- [Records for the task]
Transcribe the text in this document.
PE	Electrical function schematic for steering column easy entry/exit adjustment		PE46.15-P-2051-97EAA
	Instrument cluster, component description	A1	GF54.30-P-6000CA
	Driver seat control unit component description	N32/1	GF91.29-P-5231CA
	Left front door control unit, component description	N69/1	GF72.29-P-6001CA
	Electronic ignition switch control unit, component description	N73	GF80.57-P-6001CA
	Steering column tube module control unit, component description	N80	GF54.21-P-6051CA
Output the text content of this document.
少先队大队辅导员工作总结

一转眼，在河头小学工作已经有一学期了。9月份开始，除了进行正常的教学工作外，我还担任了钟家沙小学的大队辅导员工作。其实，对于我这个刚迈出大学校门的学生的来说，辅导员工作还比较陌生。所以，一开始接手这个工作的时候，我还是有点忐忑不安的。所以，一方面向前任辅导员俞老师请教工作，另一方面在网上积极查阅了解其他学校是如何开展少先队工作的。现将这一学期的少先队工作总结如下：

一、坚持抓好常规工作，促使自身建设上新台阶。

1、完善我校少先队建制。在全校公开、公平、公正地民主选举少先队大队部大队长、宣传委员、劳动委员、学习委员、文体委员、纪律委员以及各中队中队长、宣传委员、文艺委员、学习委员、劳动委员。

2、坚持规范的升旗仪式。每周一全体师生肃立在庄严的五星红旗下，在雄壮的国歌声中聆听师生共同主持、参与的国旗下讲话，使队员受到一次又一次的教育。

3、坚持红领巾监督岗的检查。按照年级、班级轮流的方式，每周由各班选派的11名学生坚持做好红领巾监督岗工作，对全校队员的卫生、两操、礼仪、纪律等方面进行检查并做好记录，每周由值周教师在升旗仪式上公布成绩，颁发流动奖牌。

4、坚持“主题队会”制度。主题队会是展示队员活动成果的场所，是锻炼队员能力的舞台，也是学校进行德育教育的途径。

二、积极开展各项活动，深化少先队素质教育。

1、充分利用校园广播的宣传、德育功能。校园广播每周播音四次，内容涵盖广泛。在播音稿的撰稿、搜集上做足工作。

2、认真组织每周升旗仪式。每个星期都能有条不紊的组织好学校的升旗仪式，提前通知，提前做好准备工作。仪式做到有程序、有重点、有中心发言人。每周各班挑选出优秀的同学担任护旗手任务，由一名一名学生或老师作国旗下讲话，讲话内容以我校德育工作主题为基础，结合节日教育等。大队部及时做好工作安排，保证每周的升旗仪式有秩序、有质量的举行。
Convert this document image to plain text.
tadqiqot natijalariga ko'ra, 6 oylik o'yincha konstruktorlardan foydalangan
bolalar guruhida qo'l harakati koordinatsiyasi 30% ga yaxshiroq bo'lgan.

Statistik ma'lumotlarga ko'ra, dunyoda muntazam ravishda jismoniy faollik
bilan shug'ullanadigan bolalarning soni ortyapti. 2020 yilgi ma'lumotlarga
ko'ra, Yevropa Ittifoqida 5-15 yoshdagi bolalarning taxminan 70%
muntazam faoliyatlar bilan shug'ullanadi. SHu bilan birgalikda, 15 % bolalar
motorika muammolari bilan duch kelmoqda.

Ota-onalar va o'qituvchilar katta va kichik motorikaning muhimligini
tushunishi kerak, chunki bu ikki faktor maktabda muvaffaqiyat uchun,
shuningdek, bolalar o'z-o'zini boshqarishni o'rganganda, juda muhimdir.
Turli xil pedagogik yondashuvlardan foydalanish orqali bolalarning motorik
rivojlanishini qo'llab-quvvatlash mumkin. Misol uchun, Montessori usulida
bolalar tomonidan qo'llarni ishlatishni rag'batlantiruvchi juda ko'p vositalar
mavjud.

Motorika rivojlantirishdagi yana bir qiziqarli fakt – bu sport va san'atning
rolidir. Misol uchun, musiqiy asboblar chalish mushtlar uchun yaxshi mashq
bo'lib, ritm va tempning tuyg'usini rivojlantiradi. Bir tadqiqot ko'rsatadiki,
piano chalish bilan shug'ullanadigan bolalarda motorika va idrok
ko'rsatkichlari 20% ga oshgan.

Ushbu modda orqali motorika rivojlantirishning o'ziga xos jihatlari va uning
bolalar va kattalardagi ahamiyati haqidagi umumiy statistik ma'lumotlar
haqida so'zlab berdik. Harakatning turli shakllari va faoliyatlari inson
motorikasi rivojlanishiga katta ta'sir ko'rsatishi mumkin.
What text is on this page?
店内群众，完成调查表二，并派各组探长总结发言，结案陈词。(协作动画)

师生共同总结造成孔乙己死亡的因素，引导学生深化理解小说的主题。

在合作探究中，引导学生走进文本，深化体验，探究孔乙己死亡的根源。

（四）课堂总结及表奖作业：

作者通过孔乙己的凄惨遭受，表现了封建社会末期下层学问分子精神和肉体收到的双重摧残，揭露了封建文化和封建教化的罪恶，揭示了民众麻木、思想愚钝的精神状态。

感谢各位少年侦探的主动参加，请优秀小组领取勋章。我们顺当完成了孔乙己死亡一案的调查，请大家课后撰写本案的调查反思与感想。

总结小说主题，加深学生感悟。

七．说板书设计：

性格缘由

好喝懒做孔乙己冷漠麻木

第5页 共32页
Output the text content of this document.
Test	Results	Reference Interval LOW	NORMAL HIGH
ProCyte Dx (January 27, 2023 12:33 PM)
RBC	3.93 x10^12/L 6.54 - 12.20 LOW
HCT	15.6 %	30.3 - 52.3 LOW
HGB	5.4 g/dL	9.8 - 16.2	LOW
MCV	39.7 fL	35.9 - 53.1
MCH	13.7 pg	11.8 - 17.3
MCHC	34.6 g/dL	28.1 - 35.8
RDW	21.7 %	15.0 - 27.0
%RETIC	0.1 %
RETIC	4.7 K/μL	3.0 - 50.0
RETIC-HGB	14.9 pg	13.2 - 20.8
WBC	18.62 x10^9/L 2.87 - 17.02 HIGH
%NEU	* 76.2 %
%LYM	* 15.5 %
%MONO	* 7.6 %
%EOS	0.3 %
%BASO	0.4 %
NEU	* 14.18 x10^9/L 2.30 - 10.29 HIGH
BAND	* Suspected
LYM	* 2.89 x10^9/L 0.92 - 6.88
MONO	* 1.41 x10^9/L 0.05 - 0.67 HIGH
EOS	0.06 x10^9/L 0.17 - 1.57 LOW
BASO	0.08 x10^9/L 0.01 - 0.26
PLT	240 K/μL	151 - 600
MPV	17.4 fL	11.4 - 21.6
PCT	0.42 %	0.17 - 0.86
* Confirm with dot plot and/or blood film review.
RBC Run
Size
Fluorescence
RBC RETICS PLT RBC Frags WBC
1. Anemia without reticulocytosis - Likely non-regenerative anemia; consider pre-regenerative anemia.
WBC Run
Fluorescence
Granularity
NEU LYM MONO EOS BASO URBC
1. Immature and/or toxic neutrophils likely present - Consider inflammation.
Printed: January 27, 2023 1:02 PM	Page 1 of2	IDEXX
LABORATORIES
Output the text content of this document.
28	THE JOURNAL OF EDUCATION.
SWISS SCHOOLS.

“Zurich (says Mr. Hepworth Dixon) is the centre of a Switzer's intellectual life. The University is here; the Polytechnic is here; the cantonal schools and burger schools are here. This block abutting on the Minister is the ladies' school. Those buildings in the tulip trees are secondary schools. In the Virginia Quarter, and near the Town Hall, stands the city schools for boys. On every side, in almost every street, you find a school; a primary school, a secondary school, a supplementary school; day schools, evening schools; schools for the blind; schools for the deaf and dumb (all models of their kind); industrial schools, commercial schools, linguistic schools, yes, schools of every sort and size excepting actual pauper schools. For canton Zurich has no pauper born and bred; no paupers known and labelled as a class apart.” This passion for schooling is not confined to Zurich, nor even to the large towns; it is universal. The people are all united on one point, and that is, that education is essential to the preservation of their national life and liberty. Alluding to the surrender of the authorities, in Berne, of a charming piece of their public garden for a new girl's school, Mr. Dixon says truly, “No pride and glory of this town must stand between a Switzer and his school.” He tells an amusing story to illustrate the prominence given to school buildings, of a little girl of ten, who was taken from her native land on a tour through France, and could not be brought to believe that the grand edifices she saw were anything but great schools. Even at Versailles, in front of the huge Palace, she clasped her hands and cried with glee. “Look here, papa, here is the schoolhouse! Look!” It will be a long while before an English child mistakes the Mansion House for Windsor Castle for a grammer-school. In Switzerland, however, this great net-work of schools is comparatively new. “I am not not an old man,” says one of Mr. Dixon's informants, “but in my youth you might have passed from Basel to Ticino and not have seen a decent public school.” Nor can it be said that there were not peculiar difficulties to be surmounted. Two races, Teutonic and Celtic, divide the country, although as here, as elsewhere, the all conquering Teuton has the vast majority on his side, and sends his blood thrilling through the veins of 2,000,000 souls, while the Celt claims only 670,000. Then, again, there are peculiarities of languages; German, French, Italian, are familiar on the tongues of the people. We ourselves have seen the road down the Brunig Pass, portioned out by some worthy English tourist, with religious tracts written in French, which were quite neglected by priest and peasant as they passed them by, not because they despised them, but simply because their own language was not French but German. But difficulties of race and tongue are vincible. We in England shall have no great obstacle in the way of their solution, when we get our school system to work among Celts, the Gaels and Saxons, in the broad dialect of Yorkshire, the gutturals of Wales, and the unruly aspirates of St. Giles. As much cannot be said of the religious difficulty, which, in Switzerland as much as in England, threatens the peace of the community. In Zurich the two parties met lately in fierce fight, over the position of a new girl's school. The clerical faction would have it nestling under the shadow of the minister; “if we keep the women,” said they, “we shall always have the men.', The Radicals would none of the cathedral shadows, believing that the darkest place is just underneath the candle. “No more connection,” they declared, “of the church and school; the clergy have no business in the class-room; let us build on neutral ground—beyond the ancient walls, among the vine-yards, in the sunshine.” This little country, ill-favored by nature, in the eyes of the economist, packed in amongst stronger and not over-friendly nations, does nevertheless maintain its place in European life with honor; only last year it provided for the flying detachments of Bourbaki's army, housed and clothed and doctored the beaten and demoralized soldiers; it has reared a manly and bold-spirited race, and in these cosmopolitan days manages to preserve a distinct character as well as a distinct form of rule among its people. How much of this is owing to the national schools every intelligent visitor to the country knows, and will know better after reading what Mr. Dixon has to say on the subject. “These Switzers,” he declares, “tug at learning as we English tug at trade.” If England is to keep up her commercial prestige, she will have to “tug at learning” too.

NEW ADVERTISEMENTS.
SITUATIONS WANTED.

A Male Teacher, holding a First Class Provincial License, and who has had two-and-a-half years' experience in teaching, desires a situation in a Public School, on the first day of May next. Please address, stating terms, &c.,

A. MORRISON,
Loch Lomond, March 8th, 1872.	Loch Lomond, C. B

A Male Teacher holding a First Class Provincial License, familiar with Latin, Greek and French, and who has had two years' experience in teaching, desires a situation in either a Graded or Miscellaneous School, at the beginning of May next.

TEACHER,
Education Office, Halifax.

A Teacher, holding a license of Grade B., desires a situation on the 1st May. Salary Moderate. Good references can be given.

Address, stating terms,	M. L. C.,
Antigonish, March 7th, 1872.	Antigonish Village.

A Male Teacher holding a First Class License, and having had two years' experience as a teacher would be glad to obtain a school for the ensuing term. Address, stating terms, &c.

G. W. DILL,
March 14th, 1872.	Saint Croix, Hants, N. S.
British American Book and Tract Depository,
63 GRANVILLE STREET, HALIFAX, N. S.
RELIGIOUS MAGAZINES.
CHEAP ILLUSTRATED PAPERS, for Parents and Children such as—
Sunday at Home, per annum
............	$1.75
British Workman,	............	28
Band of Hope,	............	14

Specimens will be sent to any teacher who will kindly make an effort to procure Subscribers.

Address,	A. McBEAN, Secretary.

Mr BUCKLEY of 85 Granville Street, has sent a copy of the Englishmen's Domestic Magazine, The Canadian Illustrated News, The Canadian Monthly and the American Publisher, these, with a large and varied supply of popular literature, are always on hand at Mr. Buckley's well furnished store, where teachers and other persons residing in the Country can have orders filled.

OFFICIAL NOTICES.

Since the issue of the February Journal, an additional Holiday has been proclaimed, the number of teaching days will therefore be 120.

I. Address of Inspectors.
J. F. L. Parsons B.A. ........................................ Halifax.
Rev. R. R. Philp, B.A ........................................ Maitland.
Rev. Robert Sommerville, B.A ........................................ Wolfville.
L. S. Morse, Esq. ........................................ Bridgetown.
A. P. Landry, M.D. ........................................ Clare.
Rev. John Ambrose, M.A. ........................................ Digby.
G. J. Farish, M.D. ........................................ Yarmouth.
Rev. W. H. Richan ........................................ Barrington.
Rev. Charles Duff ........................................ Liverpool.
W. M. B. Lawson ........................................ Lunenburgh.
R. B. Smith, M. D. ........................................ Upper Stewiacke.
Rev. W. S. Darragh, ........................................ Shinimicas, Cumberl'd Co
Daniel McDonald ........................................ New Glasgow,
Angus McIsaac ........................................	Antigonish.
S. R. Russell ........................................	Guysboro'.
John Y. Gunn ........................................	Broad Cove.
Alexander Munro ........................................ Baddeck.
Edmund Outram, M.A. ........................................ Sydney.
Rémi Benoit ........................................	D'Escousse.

- [Aim] Write out every line of the listing that holds the word "chalish".

- [The response]
rolidir. Misol uchun, musiqiy asboblar chalish mushtlar uchun yaxshi mashq
piano chalish bilan shug'ullanadigan bolalarda motorika va idrok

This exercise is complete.